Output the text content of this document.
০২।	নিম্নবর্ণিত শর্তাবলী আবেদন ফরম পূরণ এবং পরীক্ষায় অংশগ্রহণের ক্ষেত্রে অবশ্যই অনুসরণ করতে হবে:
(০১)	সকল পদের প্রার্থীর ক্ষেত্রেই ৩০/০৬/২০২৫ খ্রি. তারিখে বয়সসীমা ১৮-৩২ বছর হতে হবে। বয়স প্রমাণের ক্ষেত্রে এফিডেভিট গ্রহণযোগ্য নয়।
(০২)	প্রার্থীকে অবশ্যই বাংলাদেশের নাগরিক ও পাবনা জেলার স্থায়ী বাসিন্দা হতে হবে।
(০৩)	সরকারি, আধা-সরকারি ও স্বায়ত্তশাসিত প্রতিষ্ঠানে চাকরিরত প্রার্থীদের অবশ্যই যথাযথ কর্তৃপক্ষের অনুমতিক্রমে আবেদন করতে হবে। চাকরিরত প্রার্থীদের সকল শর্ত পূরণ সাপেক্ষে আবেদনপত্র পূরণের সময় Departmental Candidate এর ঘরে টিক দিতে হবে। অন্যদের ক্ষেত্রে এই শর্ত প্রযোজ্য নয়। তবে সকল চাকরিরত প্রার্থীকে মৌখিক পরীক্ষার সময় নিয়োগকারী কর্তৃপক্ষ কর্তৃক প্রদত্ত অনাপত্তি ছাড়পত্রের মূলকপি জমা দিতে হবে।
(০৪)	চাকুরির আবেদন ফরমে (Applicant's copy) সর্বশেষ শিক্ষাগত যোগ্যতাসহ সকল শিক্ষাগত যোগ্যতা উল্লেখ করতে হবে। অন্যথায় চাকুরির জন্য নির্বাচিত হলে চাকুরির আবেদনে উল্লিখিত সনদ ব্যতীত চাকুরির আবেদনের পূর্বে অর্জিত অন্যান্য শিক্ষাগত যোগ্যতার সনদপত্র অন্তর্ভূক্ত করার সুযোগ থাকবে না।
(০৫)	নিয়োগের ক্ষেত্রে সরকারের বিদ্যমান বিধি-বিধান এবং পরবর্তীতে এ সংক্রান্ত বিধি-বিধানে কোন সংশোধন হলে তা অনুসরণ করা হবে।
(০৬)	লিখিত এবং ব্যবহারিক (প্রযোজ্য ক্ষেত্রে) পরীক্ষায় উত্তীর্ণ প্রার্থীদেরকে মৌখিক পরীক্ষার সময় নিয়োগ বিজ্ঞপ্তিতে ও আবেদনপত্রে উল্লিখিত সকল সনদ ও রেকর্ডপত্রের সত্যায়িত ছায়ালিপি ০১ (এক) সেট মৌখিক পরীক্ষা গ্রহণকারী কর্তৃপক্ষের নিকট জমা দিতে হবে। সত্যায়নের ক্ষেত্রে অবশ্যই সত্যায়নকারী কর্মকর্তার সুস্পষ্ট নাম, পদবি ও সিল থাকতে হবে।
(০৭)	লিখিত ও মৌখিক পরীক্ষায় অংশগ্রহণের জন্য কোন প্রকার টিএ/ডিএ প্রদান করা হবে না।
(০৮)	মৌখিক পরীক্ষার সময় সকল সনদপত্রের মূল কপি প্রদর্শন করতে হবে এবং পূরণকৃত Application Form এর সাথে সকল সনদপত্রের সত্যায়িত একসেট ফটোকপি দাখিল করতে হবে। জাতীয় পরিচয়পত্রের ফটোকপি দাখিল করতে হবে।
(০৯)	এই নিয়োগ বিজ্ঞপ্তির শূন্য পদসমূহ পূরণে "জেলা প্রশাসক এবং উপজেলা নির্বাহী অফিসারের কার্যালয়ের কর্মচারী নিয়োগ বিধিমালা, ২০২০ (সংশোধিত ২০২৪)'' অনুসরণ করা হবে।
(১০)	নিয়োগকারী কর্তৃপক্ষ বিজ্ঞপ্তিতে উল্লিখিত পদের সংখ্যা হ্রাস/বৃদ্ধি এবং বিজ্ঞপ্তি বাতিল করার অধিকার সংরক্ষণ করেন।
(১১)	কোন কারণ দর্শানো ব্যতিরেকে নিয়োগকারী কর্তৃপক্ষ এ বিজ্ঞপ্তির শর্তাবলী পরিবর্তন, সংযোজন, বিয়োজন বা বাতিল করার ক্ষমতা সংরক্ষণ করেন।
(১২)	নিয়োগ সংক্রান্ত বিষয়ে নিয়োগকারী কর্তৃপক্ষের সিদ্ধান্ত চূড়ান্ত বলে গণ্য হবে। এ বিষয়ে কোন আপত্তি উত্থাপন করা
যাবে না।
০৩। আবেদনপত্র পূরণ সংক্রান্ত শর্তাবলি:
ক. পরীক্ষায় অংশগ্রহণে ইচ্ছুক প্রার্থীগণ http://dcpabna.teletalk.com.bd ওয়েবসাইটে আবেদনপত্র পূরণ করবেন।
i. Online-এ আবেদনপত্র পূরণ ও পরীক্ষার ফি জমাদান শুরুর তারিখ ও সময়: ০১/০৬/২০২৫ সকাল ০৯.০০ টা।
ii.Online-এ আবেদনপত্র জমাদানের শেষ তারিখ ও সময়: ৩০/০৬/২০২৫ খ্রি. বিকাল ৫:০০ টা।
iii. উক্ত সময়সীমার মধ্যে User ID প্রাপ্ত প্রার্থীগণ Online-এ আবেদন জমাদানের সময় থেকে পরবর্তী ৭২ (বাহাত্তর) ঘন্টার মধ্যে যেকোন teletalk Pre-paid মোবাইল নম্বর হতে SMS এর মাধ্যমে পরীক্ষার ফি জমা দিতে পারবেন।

+ + +

▸ Given instruction
Transcribe the material exactly as it reads.

▸ Reply
Output the text content of this document.
০২।	নিম্নবর্ণিত শর্তাবলী আবেদন ফরম পূরণ এবং পরীক্ষায় অংশগ্রহণের ক্ষেত্রে অবশ্যই অনুসরণ করতে হবে:
(০১)	সকল পদের প্রার্থীর ক্ষেত্রেই ৩০/০৬/২০২৫ খ্রি. তারিখে বয়সসীমা ১৮-৩২ বছর হতে হবে। বয়স প্রমাণের ক্ষেত্রে এফিডেভিট গ্রহণযোগ্য নয়।
(০২)	প্রার্থীকে অবশ্যই বাংলাদেশের নাগরিক ও পাবনা জেলার স্থায়ী বাসিন্দা হতে হবে।
(০৩)	সরকারি, আধা-সরকারি ও স্বায়ত্তশাসিত প্রতিষ্ঠানে চাকরিরত প্রার্থীদের অবশ্যই যথাযথ কর্তৃপক্ষের অনুমতিক্রমে আবেদন করতে হবে। চাকরিরত প্রার্থীদের সকল শর্ত পূরণ সাপেক্ষে আবেদনপত্র পূরণের সময় Departmental Candidate এর ঘরে টিক দিতে হবে। অন্যদের ক্ষেত্রে এই শর্ত প্রযোজ্য নয়। তবে সকল চাকরিরত প্রার্থীকে মৌখিক পরীক্ষার সময় নিয়োগকারী কর্তৃপক্ষ কর্তৃক প্রদত্ত অনাপত্তি ছাড়পত্রের মূলকপি জমা দিতে হবে।
(০৪)	চাকুরির আবেদন ফরমে (Applicant's copy) সর্বশেষ শিক্ষাগত যোগ্যতাসহ সকল শিক্ষাগত যোগ্যতা উল্লেখ করতে হবে। অন্যথায় চাকুরির জন্য নির্বাচিত হলে চাকুরির আবেদনে উল্লিখিত সনদ ব্যতীত চাকুরির আবেদনের পূর্বে অর্জিত অন্যান্য শিক্ষাগত যোগ্যতার সনদপত্র অন্তর্ভূক্ত করার সুযোগ থাকবে না।
(০৫)	নিয়োগের ক্ষেত্রে সরকারের বিদ্যমান বিধি-বিধান এবং পরবর্তীতে এ সংক্রান্ত বিধি-বিধানে কোন সংশোধন হলে তা অনুসরণ করা হবে।
(০৬)	লিখিত এবং ব্যবহারিক (প্রযোজ্য ক্ষেত্রে) পরীক্ষায় উত্তীর্ণ প্রার্থীদেরকে মৌখিক পরীক্ষার সময় নিয়োগ বিজ্ঞপ্তিতে ও আবেদনপত্রে উল্লিখিত সকল সনদ ও রেকর্ডপত্রের সত্যায়িত ছায়ালিপি ০১ (এক) সেট মৌখিক পরীক্ষা গ্রহণকারী কর্তৃপক্ষের নিকট জমা দিতে হবে। সত্যায়নের ক্ষেত্রে অবশ্যই সত্যায়নকারী কর্মকর্তার সুস্পষ্ট নাম, পদবি ও সিল থাকতে হবে।
(০৭)	লিখিত ও মৌখিক পরীক্ষায় অংশগ্রহণের জন্য কোন প্রকার টিএ/ডিএ প্রদান করা হবে না।
(০৮)	মৌখিক পরীক্ষার সময় সকল সনদপত্রের মূল কপি প্রদর্শন করতে হবে এবং পূরণকৃত Application Form এর সাথে সকল সনদপত্রের সত্যায়িত একসেট ফটোকপি দাখিল করতে হবে। জাতীয় পরিচয়পত্রের ফটোকপি দাখিল করতে হবে।
(০৯)	এই নিয়োগ বিজ্ঞপ্তির শূন্য পদসমূহ পূরণে "জেলা প্রশাসক এবং উপজেলা নির্বাহী অফিসারের কার্যালয়ের কর্মচারী নিয়োগ বিধিমালা, ২০২০ (সংশোধিত ২০২৪)'' অনুসরণ করা হবে।
(১০)	নিয়োগকারী কর্তৃপক্ষ বিজ্ঞপ্তিতে উল্লিখিত পদের সংখ্যা হ্রাস/বৃদ্ধি এবং বিজ্ঞপ্তি বাতিল করার অধিকার সংরক্ষণ করেন।
(১১)	কোন কারণ দর্শানো ব্যতিরেকে নিয়োগকারী কর্তৃপক্ষ এ বিজ্ঞপ্তির শর্তাবলী পরিবর্তন, সংযোজন, বিয়োজন বা বাতিল করার ক্ষমতা সংরক্ষণ করেন।
(১২)	নিয়োগ সংক্রান্ত বিষয়ে নিয়োগকারী কর্তৃপক্ষের সিদ্ধান্ত চূড়ান্ত বলে গণ্য হবে। এ বিষয়ে কোন আপত্তি উত্থাপন করা
যাবে না।
০৩। আবেদনপত্র পূরণ সংক্রান্ত শর্তাবলি:
ক. পরীক্ষায় অংশগ্রহণে ইচ্ছুক প্রার্থীগণ http://dcpabna.teletalk.com.bd ওয়েবসাইটে আবেদনপত্র পূরণ করবেন।
i. Online-এ আবেদনপত্র পূরণ ও পরীক্ষার ফি জমাদান শুরুর তারিখ ও সময়: ০১/০৬/২০২৫ সকাল ০৯.০০ টা।
ii.Online-এ আবেদনপত্র জমাদানের শেষ তারিখ ও সময়: ৩০/০৬/২০২৫ খ্রি. বিকাল ৫:০০ টা।
iii. উক্ত সময়সীমার মধ্যে User ID প্রাপ্ত প্রার্থীগণ Online-এ আবেদন জমাদানের সময় থেকে পরবর্তী ৭২ (বাহাত্তর) ঘন্টার মধ্যে যেকোন teletalk Pre-paid মোবাইল নম্বর হতে SMS এর মাধ্যমে পরীক্ষার ফি জমা দিতে পারবেন।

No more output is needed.